Exercise passage:
►

Bio

Brian E. Coggins is Assistant Research Professor of Biochemistry in the Duke University School of Medicine, and also holds a secondary appointment as Assistant Research Professor of Biology in Duke’s Trinity College of Arts of Sciences. Despite the word “research” in his title, he is primarily responsible for teaching, serving as the course director and instructor for the Biochemistry Department’s main undergraduate introductory biochemistry courses. He teaches 350-450 undergraduates each year, and works outside the classroom to design and develop new methods and resources for biochemical education.

◄

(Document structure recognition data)

►

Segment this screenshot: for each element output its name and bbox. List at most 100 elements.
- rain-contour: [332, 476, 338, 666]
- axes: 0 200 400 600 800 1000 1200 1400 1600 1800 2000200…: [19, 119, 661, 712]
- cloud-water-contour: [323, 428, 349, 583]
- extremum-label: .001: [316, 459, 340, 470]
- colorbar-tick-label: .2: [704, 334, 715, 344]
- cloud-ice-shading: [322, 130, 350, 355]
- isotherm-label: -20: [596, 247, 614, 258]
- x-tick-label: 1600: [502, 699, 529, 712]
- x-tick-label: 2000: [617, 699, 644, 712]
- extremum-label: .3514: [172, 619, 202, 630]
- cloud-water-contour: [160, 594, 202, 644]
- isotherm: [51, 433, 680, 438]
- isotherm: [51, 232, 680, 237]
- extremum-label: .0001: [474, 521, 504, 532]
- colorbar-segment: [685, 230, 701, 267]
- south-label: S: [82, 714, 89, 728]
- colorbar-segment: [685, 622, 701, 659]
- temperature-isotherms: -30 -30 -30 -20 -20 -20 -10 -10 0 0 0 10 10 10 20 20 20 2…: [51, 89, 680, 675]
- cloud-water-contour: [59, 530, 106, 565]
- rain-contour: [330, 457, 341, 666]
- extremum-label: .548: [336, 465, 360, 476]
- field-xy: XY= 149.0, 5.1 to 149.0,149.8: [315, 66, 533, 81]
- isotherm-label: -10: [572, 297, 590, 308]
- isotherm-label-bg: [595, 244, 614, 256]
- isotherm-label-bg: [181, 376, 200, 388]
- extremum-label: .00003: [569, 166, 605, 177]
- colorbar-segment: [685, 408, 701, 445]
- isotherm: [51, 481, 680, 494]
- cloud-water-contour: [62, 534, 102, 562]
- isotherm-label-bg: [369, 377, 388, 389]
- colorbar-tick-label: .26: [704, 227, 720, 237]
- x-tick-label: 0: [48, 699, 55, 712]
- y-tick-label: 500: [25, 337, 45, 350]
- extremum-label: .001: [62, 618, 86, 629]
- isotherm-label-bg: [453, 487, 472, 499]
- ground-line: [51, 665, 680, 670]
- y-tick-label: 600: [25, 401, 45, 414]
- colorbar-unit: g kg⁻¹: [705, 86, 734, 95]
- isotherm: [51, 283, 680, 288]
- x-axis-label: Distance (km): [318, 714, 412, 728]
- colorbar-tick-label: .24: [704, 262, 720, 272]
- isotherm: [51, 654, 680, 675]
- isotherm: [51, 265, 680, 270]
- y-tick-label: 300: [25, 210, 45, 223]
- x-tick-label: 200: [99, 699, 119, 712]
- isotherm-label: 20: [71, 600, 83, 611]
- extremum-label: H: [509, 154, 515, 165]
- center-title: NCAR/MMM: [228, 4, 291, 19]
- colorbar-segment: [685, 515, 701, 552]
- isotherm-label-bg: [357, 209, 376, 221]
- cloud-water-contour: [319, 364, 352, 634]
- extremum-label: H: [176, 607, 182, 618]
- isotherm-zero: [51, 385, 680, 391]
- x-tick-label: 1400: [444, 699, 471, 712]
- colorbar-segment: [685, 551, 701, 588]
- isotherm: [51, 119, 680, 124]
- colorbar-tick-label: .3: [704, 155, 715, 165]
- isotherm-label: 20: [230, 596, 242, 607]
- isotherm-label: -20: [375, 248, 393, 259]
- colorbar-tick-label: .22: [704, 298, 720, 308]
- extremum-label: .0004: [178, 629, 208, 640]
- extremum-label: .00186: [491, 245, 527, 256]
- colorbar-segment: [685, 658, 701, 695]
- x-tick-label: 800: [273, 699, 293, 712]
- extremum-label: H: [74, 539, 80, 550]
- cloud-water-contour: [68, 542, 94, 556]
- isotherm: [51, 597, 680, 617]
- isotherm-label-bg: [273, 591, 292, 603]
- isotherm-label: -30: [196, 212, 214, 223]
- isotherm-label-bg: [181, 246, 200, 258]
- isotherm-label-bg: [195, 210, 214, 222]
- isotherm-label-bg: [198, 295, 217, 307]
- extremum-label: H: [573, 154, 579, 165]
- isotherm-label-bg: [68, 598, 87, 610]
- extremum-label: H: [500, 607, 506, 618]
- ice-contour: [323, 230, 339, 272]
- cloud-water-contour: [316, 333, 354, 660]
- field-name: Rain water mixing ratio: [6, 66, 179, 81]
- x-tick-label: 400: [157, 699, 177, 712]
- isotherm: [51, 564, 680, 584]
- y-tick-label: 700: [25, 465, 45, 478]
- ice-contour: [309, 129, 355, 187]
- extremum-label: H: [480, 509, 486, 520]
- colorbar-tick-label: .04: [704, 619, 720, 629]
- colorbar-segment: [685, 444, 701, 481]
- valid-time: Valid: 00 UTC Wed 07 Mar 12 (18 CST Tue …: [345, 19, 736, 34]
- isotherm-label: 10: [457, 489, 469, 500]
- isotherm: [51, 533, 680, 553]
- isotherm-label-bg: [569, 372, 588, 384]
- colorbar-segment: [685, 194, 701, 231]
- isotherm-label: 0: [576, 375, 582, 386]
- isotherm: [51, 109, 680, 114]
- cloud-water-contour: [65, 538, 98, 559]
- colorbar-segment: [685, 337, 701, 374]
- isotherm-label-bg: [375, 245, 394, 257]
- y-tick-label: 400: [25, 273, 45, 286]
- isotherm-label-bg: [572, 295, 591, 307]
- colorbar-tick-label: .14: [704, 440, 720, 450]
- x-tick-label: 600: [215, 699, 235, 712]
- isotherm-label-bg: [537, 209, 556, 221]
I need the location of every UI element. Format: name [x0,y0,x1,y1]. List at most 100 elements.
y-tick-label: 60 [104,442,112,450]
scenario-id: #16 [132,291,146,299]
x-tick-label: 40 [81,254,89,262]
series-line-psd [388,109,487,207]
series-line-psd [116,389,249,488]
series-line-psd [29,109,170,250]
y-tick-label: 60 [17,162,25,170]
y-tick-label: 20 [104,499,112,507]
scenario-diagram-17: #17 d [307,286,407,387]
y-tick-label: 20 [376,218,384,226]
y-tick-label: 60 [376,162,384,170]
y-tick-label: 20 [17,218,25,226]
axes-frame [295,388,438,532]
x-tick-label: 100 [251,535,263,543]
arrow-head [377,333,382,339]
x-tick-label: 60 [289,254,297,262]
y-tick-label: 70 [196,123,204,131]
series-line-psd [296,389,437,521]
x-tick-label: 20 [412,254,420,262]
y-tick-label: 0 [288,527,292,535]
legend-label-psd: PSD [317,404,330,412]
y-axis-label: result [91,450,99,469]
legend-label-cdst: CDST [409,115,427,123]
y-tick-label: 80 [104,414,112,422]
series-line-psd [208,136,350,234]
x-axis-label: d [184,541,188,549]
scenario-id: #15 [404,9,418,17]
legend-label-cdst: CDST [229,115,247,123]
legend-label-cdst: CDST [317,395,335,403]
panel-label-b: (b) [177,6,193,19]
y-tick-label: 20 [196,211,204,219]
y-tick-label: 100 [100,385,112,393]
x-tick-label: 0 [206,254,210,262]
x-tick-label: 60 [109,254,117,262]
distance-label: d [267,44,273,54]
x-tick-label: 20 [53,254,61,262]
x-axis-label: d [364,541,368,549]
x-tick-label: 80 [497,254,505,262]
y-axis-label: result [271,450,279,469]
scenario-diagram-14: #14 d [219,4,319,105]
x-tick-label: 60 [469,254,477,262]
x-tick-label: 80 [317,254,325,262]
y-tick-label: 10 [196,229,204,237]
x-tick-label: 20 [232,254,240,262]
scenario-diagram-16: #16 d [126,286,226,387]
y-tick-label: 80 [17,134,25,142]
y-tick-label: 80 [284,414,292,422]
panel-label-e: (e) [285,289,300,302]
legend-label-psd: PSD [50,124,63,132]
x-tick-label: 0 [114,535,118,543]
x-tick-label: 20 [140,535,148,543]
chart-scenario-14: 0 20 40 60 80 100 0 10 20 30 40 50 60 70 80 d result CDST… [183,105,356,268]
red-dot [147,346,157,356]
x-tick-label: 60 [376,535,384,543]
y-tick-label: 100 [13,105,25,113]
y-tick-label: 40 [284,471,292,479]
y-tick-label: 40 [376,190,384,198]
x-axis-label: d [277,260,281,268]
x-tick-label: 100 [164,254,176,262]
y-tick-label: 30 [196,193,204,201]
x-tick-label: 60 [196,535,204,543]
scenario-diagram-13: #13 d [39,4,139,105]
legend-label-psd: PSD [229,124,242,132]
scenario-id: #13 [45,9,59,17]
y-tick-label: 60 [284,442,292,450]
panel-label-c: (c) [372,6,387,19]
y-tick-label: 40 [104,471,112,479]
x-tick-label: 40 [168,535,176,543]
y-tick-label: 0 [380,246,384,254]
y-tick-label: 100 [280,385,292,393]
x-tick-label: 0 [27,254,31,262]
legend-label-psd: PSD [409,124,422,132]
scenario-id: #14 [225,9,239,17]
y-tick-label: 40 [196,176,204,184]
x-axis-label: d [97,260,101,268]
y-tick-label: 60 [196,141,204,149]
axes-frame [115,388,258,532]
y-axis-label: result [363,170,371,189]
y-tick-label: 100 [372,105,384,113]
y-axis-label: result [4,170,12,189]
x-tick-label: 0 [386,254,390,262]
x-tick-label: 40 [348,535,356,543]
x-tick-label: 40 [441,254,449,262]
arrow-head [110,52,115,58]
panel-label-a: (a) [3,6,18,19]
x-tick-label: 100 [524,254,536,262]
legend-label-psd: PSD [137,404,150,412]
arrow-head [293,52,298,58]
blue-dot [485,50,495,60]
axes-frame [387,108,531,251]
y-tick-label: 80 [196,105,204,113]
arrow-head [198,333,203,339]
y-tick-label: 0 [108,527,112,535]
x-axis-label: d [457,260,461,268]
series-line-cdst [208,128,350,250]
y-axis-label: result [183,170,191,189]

◄

Could you rewrite the bio from the words "Brian E. Coggins" through "for biochemical education.", updating "course director" to "lead coordinator"?

Brian E. Coggins is Assistant Research Professor of Biochemistry in the Duke University School of Medicine, and also holds a secondary appointment as Assistant Research Professor of Biology in Duke’s Trinity College of Arts of Sciences. Despite the word “research” in his title, he is primarily responsible for teaching, serving as the lead coordinator and instructor for the Biochemistry Department’s main undergraduate introductory biochemistry courses. He teaches 350-450 undergraduates each year, and works outside the classroom to design and develop new methods and resources for biochemical education.